== TASK DATA ==

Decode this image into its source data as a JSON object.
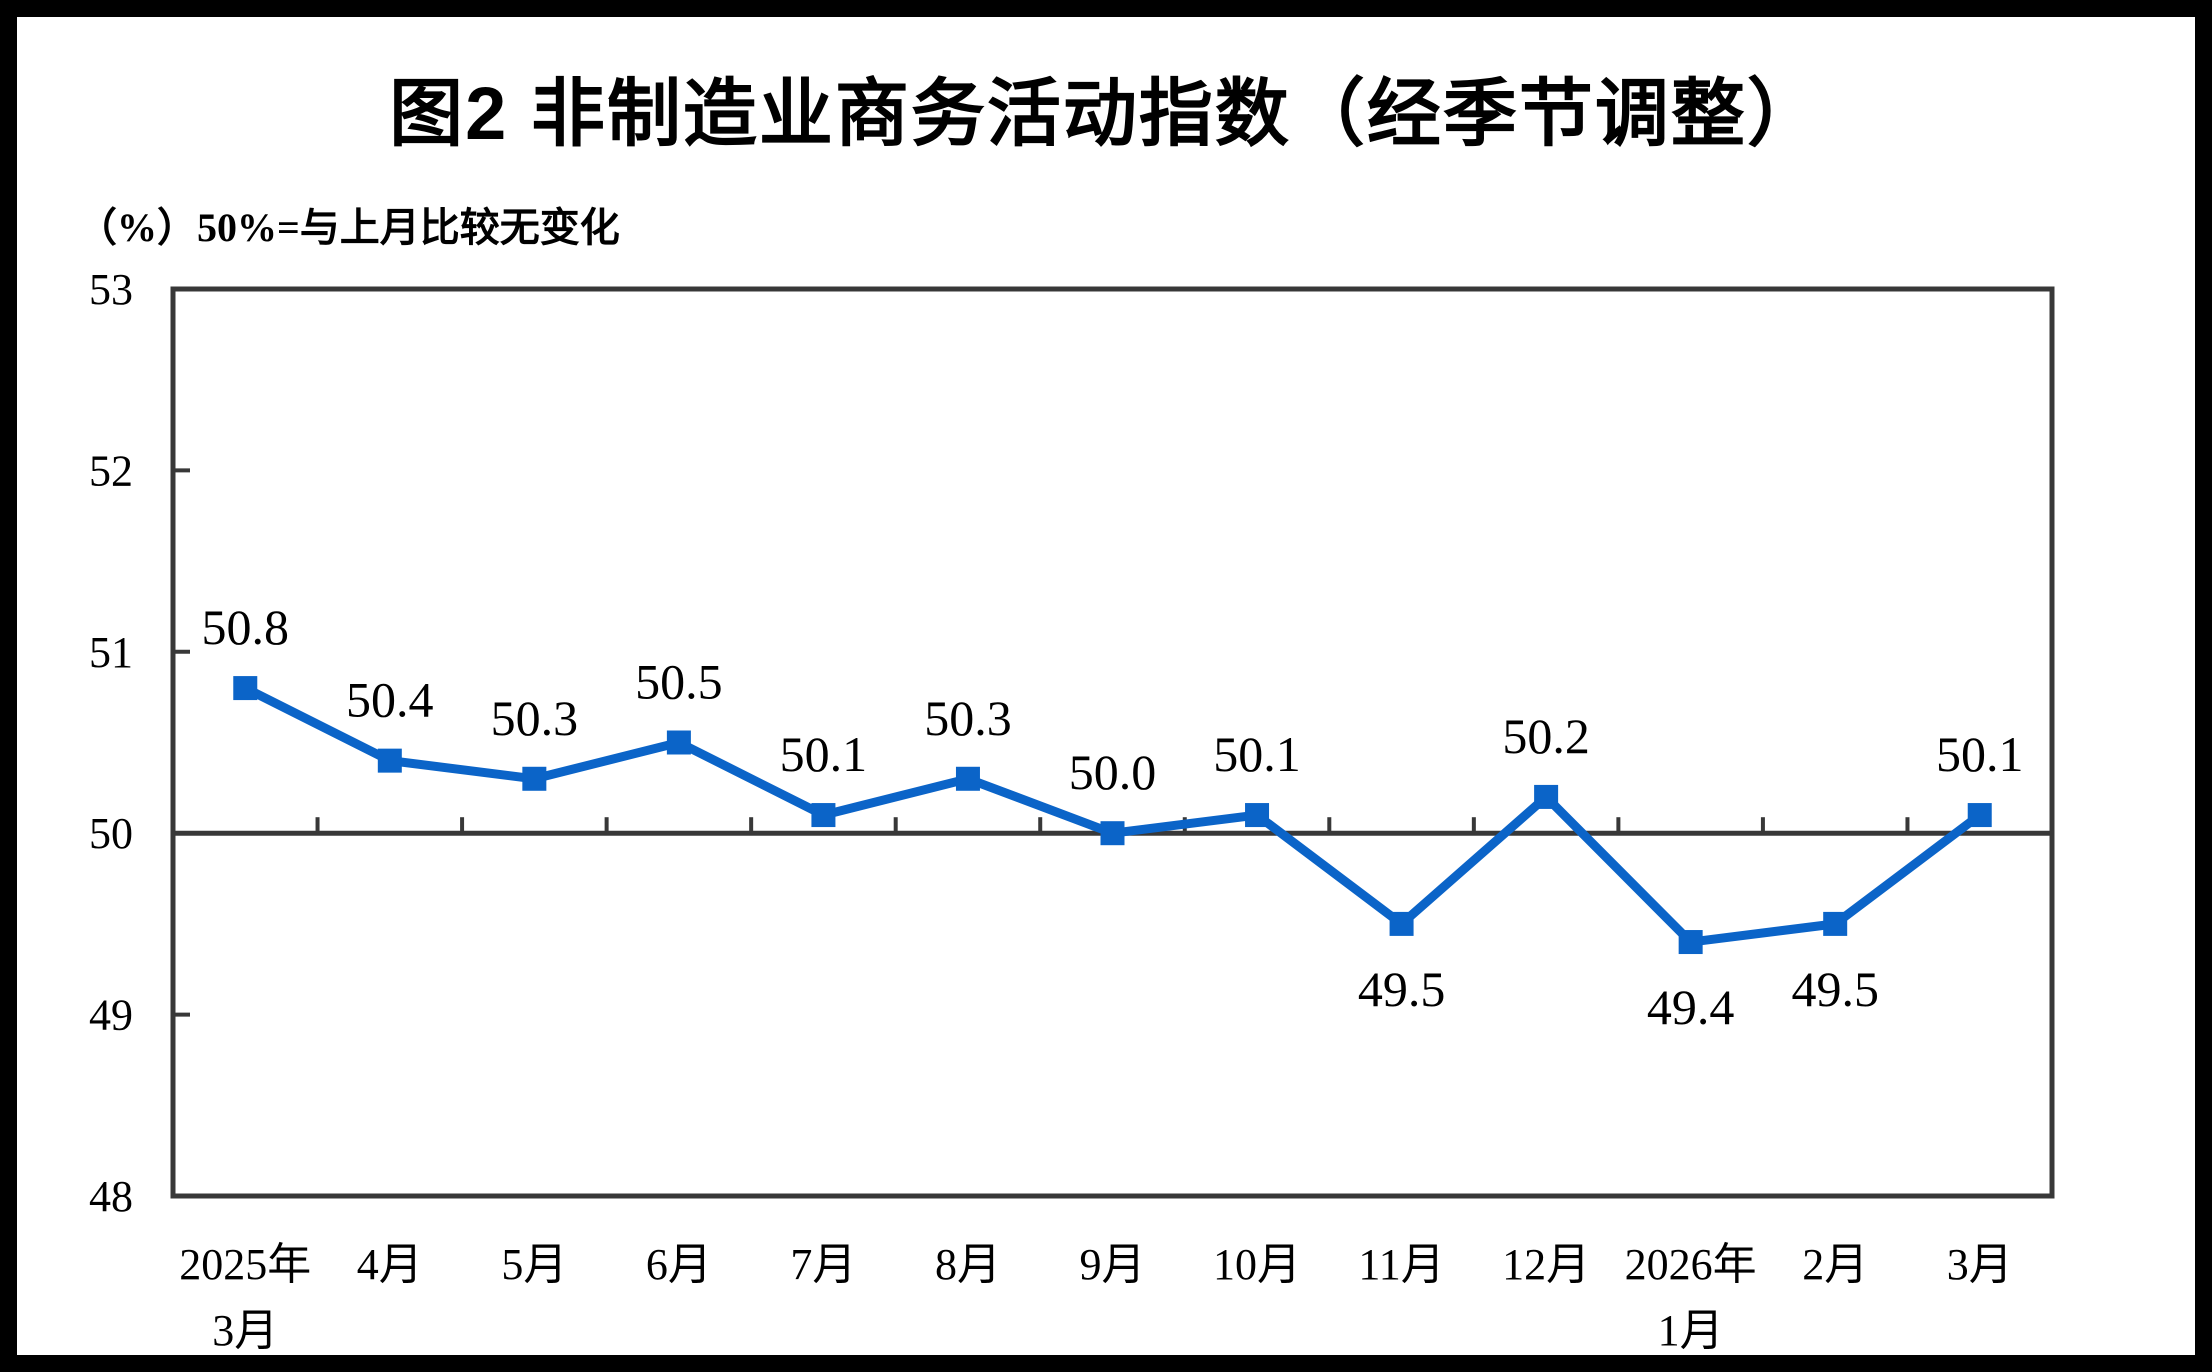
{
  "chart_data": {
    "type": "line",
    "title": "图2 非制造业商务活动指数（经季节调整）",
    "unit_note": "（%）50%=与上月比较无变化",
    "categories": [
      [
        "2025年",
        "3月"
      ],
      [
        "4月"
      ],
      [
        "5月"
      ],
      [
        "6月"
      ],
      [
        "7月"
      ],
      [
        "8月"
      ],
      [
        "9月"
      ],
      [
        "10月"
      ],
      [
        "11月"
      ],
      [
        "12月"
      ],
      [
        "2026年",
        "1月"
      ],
      [
        "2月"
      ],
      [
        "3月"
      ]
    ],
    "values": [
      50.8,
      50.4,
      50.3,
      50.5,
      50.1,
      50.3,
      50.0,
      50.1,
      49.5,
      50.2,
      49.4,
      49.5,
      50.1
    ],
    "point_labels": [
      "50.8",
      "50.4",
      "50.3",
      "50.5",
      "50.1",
      "50.3",
      "50.0",
      "50.1",
      "49.5",
      "50.2",
      "49.4",
      "49.5",
      "50.1"
    ],
    "ylim": [
      48,
      53
    ],
    "yticks": [
      48,
      49,
      50,
      51,
      52,
      53
    ],
    "ytick_labels": [
      "48",
      "49",
      "50",
      "51",
      "52",
      "53"
    ],
    "reference_line": 50,
    "marker": "square",
    "grid": false,
    "legend": false,
    "colors": {
      "line": "#0B64C8",
      "marker": "#0B64C8",
      "axis": "#383838",
      "text": "#000000",
      "background": "#ffffff",
      "frame": "#000000"
    }
  }
}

===

# TASK STATEMENT:
Return to the listing above and set it down exactly, leaving out its pictures.

# EXERCISE RESULT:
Decode this image into its source data as a JSON object.
{
  "chart_data": {
    "type": "line",
    "title": "图2 非制造业商务活动指数（经季节调整）",
    "unit_note": "（%）50%=与上月比较无变化",
    "categories": [
      [
        "2025年",
        "3月"
      ],
      [
        "4月"
      ],
      [
        "5月"
      ],
      [
        "6月"
      ],
      [
        "7月"
      ],
      [
        "8月"
      ],
      [
        "9月"
      ],
      [
        "10月"
      ],
      [
        "11月"
      ],
      [
        "12月"
      ],
      [
        "2026年",
        "1月"
      ],
      [
        "2月"
      ],
      [
        "3月"
      ]
    ],
    "values": [
      50.8,
      50.4,
      50.3,
      50.5,
      50.1,
      50.3,
      50.0,
      50.1,
      49.5,
      50.2,
      49.4,
      49.5,
      50.1
    ],
    "point_labels": [
      "50.8",
      "50.4",
      "50.3",
      "50.5",
      "50.1",
      "50.3",
      "50.0",
      "50.1",
      "49.5",
      "50.2",
      "49.4",
      "49.5",
      "50.1"
    ],
    "ylim": [
      48,
      53
    ],
    "yticks": [
      48,
      49,
      50,
      51,
      52,
      53
    ],
    "ytick_labels": [
      "48",
      "49",
      "50",
      "51",
      "52",
      "53"
    ],
    "reference_line": 50,
    "marker": "square",
    "grid": false,
    "legend": false,
    "colors": {
      "line": "#0B64C8",
      "marker": "#0B64C8",
      "axis": "#383838",
      "text": "#000000",
      "background": "#ffffff",
      "frame": "#000000"
    }
  }
}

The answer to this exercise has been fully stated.